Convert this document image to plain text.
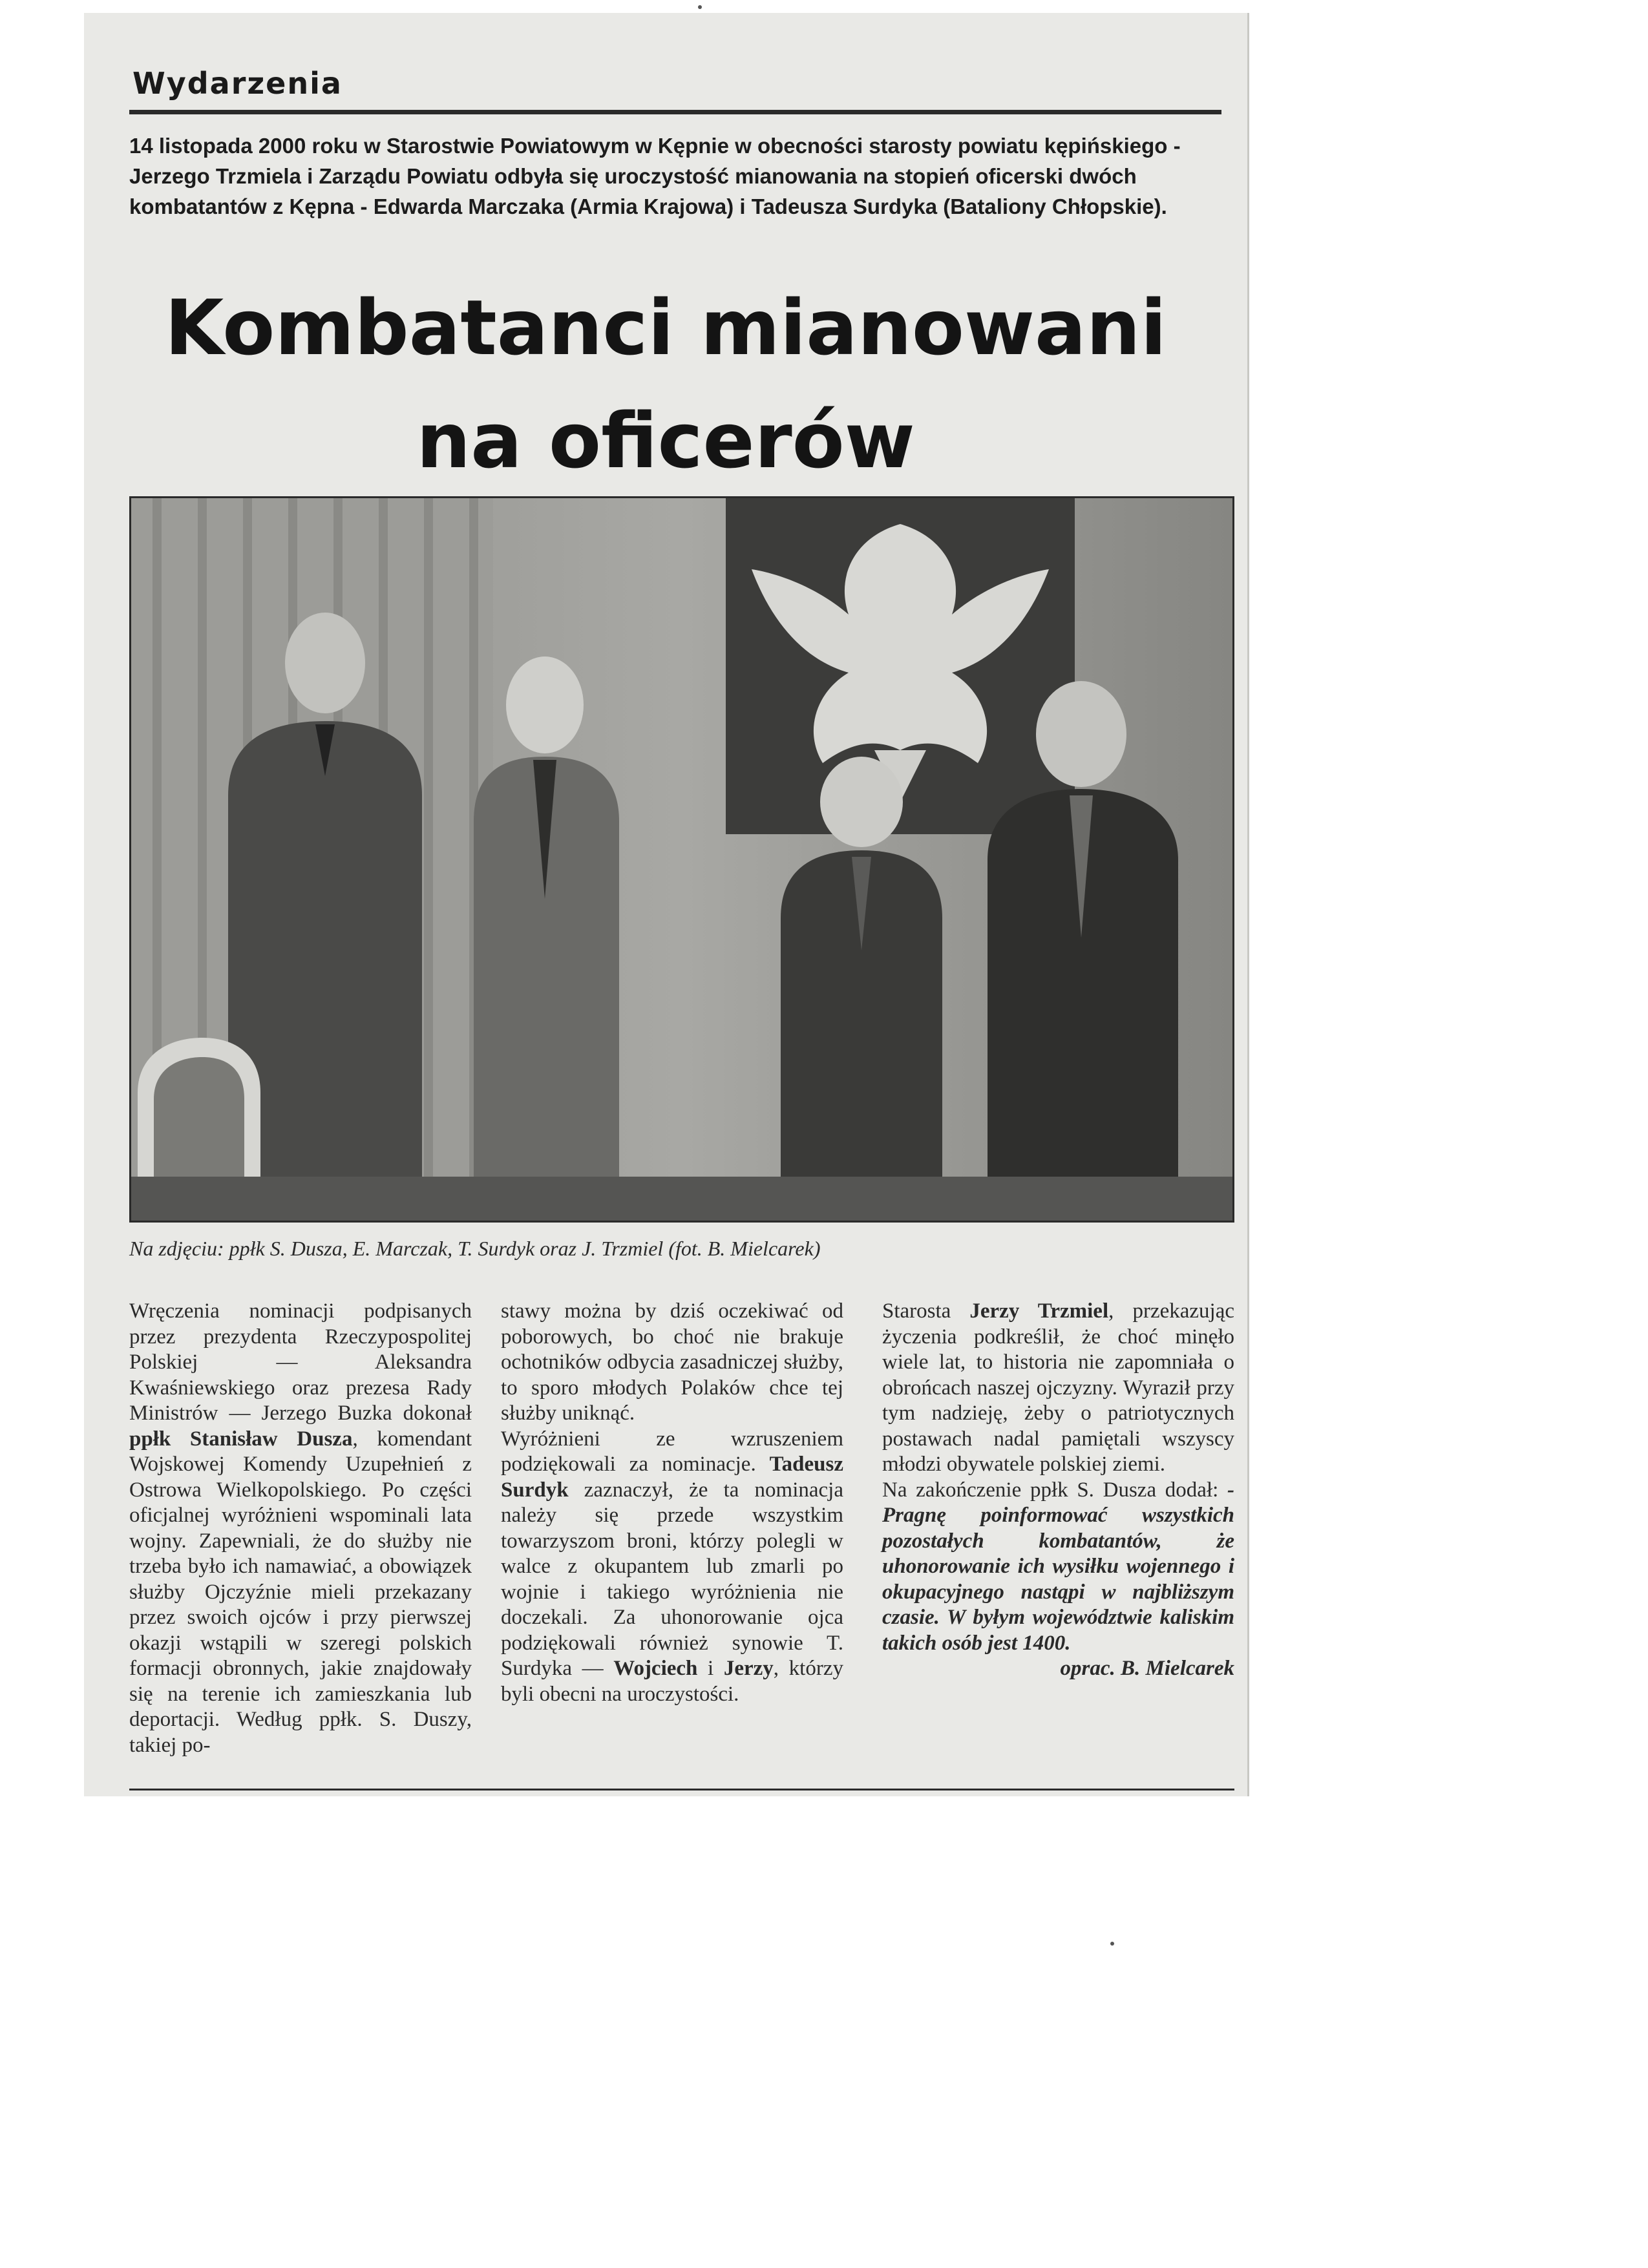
Wydarzenia
14 listopada 2000 roku w Starostwie Powiatowym w Kępnie w obecności starosty powiatu kępińskiego - Jerzego Trzmiela i Zarządu Powiatu odbyła się uroczystość mianowania na stopień oficerski dwóch kombatantów z Kępna - Edwarda Marczaka (Armia Krajowa) i Tadeusza Surdyka (Bataliony Chłopskie).
Kombatanci mianowani
na oficerów
Na zdjęciu: ppłk S. Dusza, E. Marczak, T. Surdyk oraz J. Trzmiel (fot. B. Mielcarek)

Wręczenia nominacji podpisanych przez prezydenta Rzeczypospolitej Polskiej — Aleksandra Kwaśniewskiego oraz prezesa Rady Ministrów — Jerzego Buzka dokonał ppłk Stanisław Dusza, komendant Wojskowej Komendy Uzupełnień z Ostrowa Wielkopolskiego. Po części oficjalnej wyróżnieni wspominali lata wojny. Zapewniali, że do służby nie trzeba było ich namawiać, a obowiązek służby Ojczyźnie mieli przekazany przez swoich ojców i przy pierwszej okazji wstąpili w szeregi polskich formacji obronnych, jakie znajdowały się na terenie ich zamieszkania lub deportacji. Według ppłk. S. Duszy, takiej po-

stawy można by dziś oczekiwać od poborowych, bo choć nie brakuje ochotników odbycia zasadniczej służby, to sporo młodych Polaków chce tej służby uniknąć.

Wyróżnieni ze wzruszeniem podziękowali za nominacje. Tadeusz Surdyk zaznaczył, że ta nominacja należy się przede wszystkim towarzyszom broni, którzy polegli w walce z okupantem lub zmarli po wojnie i takiego wyróżnienia nie doczekali. Za uhonorowanie ojca podziękowali również synowie T. Surdyka — Wojciech i Jerzy, którzy byli obecni na uroczystości.

Starosta Jerzy Trzmiel, przekazując życzenia podkreślił, że choć minęło wiele lat, to historia nie zapomniała o obrońcach naszej ojczyzny. Wyraził przy tym nadzieję, żeby o patriotycznych postawach nadal pamiętali wszyscy młodzi obywatele polskiej ziemi.

Na zakończenie ppłk S. Dusza dodał: - Pragnę poinformować wszystkich pozostałych kombatantów, że uhonorowanie ich wysiłku wojennego i okupacyjnego nastąpi w najbliższym czasie. W byłym województwie kaliskim takich osób jest 1400.

oprac. B. Mielcarek
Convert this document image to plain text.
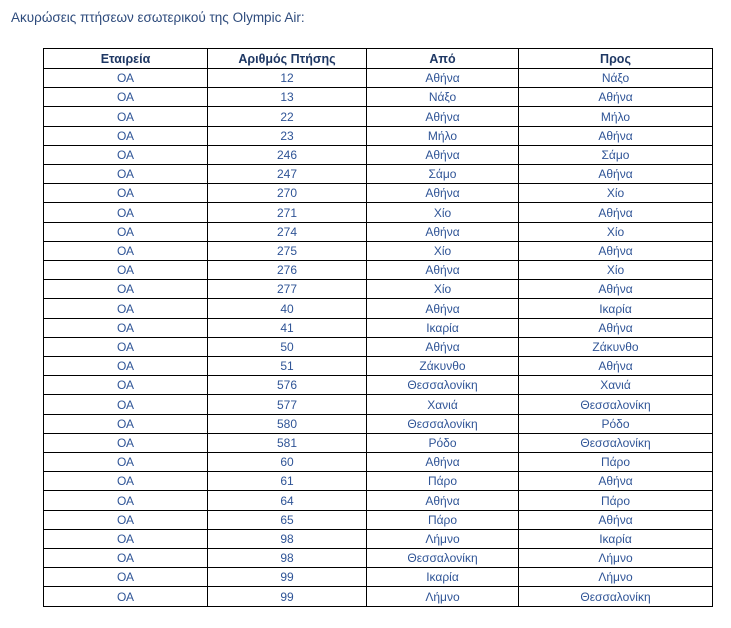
Ακυρώσεις πτήσεων εσωτερικού της Olympic Air:
Εταιρεία	Αριθμός Πτήσης	Από	Προς
ΟΑ	12	Αθήνα	Νάξο
ΟΑ	13	Νάξο	Αθήνα
ΟΑ	22	Αθήνα	Μήλο
ΟΑ	23	Μήλο	Αθήνα
ΟΑ	246	Αθήνα	Σάμο
ΟΑ	247	Σάμο	Αθήνα
ΟΑ	270	Αθήνα	Χίο
ΟΑ	271	Χίο	Αθήνα
ΟΑ	274	Αθήνα	Χίο
ΟΑ	275	Χίο	Αθήνα
ΟΑ	276	Αθήνα	Χίο
ΟΑ	277	Χίο	Αθήνα
ΟΑ	40	Αθήνα	Ικαρία
ΟΑ	41	Ικαρία	Αθήνα
ΟΑ	50	Αθήνα	Ζάκυνθο
ΟΑ	51	Ζάκυνθο	Αθήνα
ΟΑ	576	Θεσσαλονίκη	Χανιά
ΟΑ	577	Χανιά	Θεσσαλονίκη
ΟΑ	580	Θεσσαλονίκη	Ρόδο
ΟΑ	581	Ρόδο	Θεσσαλονίκη
ΟΑ	60	Αθήνα	Πάρο
ΟΑ	61	Πάρο	Αθήνα
ΟΑ	64	Αθήνα	Πάρο
ΟΑ	65	Πάρο	Αθήνα
ΟΑ	98	Λήμνο	Ικαρία
ΟΑ	98	Θεσσαλονίκη	Λήμνο
ΟΑ	99	Ικαρία	Λήμνο
ΟΑ	99	Λήμνο	Θεσσαλονίκη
━━━━━━━━━━━━━━━━
• _PROBLEM DESCRIPTION_
Copy out the listing exactly as it stands, but not the pictures.

• _SOLUTION TO THE EXERCISE_
Convert this document image to plain text.
Wydarzenia
14 listopada 2000 roku w Starostwie Powiatowym w Kępnie w obecności starosty powiatu kępińskiego - Jerzego Trzmiela i Zarządu Powiatu odbyła się uroczystość mianowania na stopień oficerski dwóch kombatantów z Kępna - Edwarda Marczaka (Armia Krajowa) i Tadeusza Surdyka (Bataliony Chłopskie).
Kombatanci mianowani
na oficerów
Na zdjęciu: ppłk S. Dusza, E. Marczak, T. Surdyk oraz J. Trzmiel (fot. B. Mielcarek)

Wręczenia nominacji podpisanych przez prezydenta Rzeczypospolitej Polskiej — Aleksandra Kwaśniewskiego oraz prezesa Rady Ministrów — Jerzego Buzka dokonał ppłk Stanisław Dusza, komendant Wojskowej Komendy Uzupełnień z Ostrowa Wielkopolskiego. Po części oficjalnej wyróżnieni wspominali lata wojny. Zapewniali, że do służby nie trzeba było ich namawiać, a obowiązek służby Ojczyźnie mieli przekazany przez swoich ojców i przy pierwszej okazji wstąpili w szeregi polskich formacji obronnych, jakie znajdowały się na terenie ich zamieszkania lub deportacji. Według ppłk. S. Duszy, takiej po-

stawy można by dziś oczekiwać od poborowych, bo choć nie brakuje ochotników odbycia zasadniczej służby, to sporo młodych Polaków chce tej służby uniknąć.

Wyróżnieni ze wzruszeniem podziękowali za nominacje. Tadeusz Surdyk zaznaczył, że ta nominacja należy się przede wszystkim towarzyszom broni, którzy polegli w walce z okupantem lub zmarli po wojnie i takiego wyróżnienia nie doczekali. Za uhonorowanie ojca podziękowali również synowie T. Surdyka — Wojciech i Jerzy, którzy byli obecni na uroczystości.

Starosta Jerzy Trzmiel, przekazując życzenia podkreślił, że choć minęło wiele lat, to historia nie zapomniała o obrońcach naszej ojczyzny. Wyraził przy tym nadzieję, żeby o patriotycznych postawach nadal pamiętali wszyscy młodzi obywatele polskiej ziemi.

Na zakończenie ppłk S. Dusza dodał: - Pragnę poinformować wszystkich pozostałych kombatantów, że uhonorowanie ich wysiłku wojennego i okupacyjnego nastąpi w najbliższym czasie. W byłym województwie kaliskim takich osób jest 1400.

oprac. B. Mielcarek
Convert this document image to plain text.
Ακυρώσεις πτήσεων εσωτερικού της Olympic Air:
Εταιρεία	Αριθμός Πτήσης	Από	Προς
ΟΑ	12	Αθήνα	Νάξο
ΟΑ	13	Νάξο	Αθήνα
ΟΑ	22	Αθήνα	Μήλο
ΟΑ	23	Μήλο	Αθήνα
ΟΑ	246	Αθήνα	Σάμο
ΟΑ	247	Σάμο	Αθήνα
ΟΑ	270	Αθήνα	Χίο
ΟΑ	271	Χίο	Αθήνα
ΟΑ	274	Αθήνα	Χίο
ΟΑ	275	Χίο	Αθήνα
ΟΑ	276	Αθήνα	Χίο
ΟΑ	277	Χίο	Αθήνα
ΟΑ	40	Αθήνα	Ικαρία
ΟΑ	41	Ικαρία	Αθήνα
ΟΑ	50	Αθήνα	Ζάκυνθο
ΟΑ	51	Ζάκυνθο	Αθήνα
ΟΑ	576	Θεσσαλονίκη	Χανιά
ΟΑ	577	Χανιά	Θεσσαλονίκη
ΟΑ	580	Θεσσαλονίκη	Ρόδο
ΟΑ	581	Ρόδο	Θεσσαλονίκη
ΟΑ	60	Αθήνα	Πάρο
ΟΑ	61	Πάρο	Αθήνα
ΟΑ	64	Αθήνα	Πάρο
ΟΑ	65	Πάρο	Αθήνα
ΟΑ	98	Λήμνο	Ικαρία
ΟΑ	98	Θεσσαλονίκη	Λήμνο
ΟΑ	99	Ικαρία	Λήμνο
ΟΑ	99	Λήμνο	Θεσσαλονίκη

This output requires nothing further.